Write out every single entry exactly.

=== Data items ===
** Start **

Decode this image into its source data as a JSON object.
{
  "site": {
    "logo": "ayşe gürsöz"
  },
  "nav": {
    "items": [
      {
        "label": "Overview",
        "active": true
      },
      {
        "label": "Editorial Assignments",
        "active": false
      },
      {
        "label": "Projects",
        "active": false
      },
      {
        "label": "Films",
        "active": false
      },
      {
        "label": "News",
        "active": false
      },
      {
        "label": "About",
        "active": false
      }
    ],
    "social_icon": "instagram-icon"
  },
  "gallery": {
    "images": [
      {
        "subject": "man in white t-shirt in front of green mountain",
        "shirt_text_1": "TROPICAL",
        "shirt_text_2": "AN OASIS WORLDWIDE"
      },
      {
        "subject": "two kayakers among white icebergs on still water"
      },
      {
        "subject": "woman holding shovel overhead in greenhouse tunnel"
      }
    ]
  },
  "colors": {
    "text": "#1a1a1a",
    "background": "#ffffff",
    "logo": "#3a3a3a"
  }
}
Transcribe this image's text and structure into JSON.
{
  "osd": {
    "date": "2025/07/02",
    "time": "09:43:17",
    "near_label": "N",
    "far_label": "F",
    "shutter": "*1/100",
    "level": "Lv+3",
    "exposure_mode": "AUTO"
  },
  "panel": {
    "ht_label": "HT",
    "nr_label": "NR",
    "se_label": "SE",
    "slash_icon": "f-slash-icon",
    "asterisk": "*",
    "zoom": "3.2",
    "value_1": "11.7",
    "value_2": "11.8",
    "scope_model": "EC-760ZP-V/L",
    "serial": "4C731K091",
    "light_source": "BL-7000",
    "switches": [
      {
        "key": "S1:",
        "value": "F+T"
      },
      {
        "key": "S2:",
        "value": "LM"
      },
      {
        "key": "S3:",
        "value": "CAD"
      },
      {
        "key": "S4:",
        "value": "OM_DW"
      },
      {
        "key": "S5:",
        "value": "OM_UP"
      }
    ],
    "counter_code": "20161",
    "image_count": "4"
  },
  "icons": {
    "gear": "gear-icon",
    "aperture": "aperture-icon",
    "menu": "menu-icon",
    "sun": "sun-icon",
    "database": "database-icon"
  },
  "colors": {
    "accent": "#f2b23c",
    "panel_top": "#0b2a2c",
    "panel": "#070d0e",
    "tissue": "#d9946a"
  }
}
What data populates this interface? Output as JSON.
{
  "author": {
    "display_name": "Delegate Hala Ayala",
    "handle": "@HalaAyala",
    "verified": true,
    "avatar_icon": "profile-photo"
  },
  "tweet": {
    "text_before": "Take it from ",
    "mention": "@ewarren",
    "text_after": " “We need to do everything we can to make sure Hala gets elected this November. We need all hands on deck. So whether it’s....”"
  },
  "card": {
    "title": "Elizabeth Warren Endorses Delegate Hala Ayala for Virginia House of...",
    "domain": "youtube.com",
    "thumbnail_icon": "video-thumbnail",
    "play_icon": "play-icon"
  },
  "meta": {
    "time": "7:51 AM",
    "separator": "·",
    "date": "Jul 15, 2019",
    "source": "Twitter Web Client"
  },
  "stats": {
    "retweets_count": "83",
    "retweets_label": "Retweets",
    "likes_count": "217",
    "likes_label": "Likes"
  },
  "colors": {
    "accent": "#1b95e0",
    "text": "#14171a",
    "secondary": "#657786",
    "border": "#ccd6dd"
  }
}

** End **

=== In response ===
Decode this image into its source data as a JSON object.
{
  "site": {
    "logo": "ayşe gürsöz"
  },
  "nav": {
    "items": [
      {
        "label": "Overview",
        "active": true
      },
      {
        "label": "Editorial Assignments",
        "active": false
      },
      {
        "label": "Projects",
        "active": false
      },
      {
        "label": "Films",
        "active": false
      },
      {
        "label": "News",
        "active": false
      },
      {
        "label": "About",
        "active": false
      }
    ],
    "social_icon": "instagram-icon"
  },
  "gallery": {
    "images": [
      {
        "subject": "man in white t-shirt in front of green mountain",
        "shirt_text_1": "TROPICAL",
        "shirt_text_2": "AN OASIS WORLDWIDE"
      },
      {
        "subject": "two kayakers among white icebergs on still water"
      },
      {
        "subject": "woman holding shovel overhead in greenhouse tunnel"
      }
    ]
  },
  "colors": {
    "text": "#1a1a1a",
    "background": "#ffffff",
    "logo": "#3a3a3a"
  }
}
Transcribe this image's text and structure into JSON.
{
  "osd": {
    "date": "2025/07/02",
    "time": "09:43:17",
    "near_label": "N",
    "far_label": "F",
    "shutter": "*1/100",
    "level": "Lv+3",
    "exposure_mode": "AUTO"
  },
  "panel": {
    "ht_label": "HT",
    "nr_label": "NR",
    "se_label": "SE",
    "slash_icon": "f-slash-icon",
    "asterisk": "*",
    "zoom": "3.2",
    "value_1": "11.7",
    "value_2": "11.8",
    "scope_model": "EC-760ZP-V/L",
    "serial": "4C731K091",
    "light_source": "BL-7000",
    "switches": [
      {
        "key": "S1:",
        "value": "F+T"
      },
      {
        "key": "S2:",
        "value": "LM"
      },
      {
        "key": "S3:",
        "value": "CAD"
      },
      {
        "key": "S4:",
        "value": "OM_DW"
      },
      {
        "key": "S5:",
        "value": "OM_UP"
      }
    ],
    "counter_code": "20161",
    "image_count": "4"
  },
  "icons": {
    "gear": "gear-icon",
    "aperture": "aperture-icon",
    "menu": "menu-icon",
    "sun": "sun-icon",
    "database": "database-icon"
  },
  "colors": {
    "accent": "#f2b23c",
    "panel_top": "#0b2a2c",
    "panel": "#070d0e",
    "tissue": "#d9946a"
  }
}
What data populates this interface? Output as JSON.
{
  "author": {
    "display_name": "Delegate Hala Ayala",
    "handle": "@HalaAyala",
    "verified": true,
    "avatar_icon": "profile-photo"
  },
  "tweet": {
    "text_before": "Take it from ",
    "mention": "@ewarren",
    "text_after": " “We need to do everything we can to make sure Hala gets elected this November. We need all hands on deck. So whether it’s....”"
  },
  "card": {
    "title": "Elizabeth Warren Endorses Delegate Hala Ayala for Virginia House of...",
    "domain": "youtube.com",
    "thumbnail_icon": "video-thumbnail",
    "play_icon": "play-icon"
  },
  "meta": {
    "time": "7:51 AM",
    "separator": "·",
    "date": "Jul 15, 2019",
    "source": "Twitter Web Client"
  },
  "stats": {
    "retweets_count": "83",
    "retweets_label": "Retweets",
    "likes_count": "217",
    "likes_label": "Likes"
  },
  "colors": {
    "accent": "#1b95e0",
    "text": "#14171a",
    "secondary": "#657786",
    "border": "#ccd6dd"
  }
}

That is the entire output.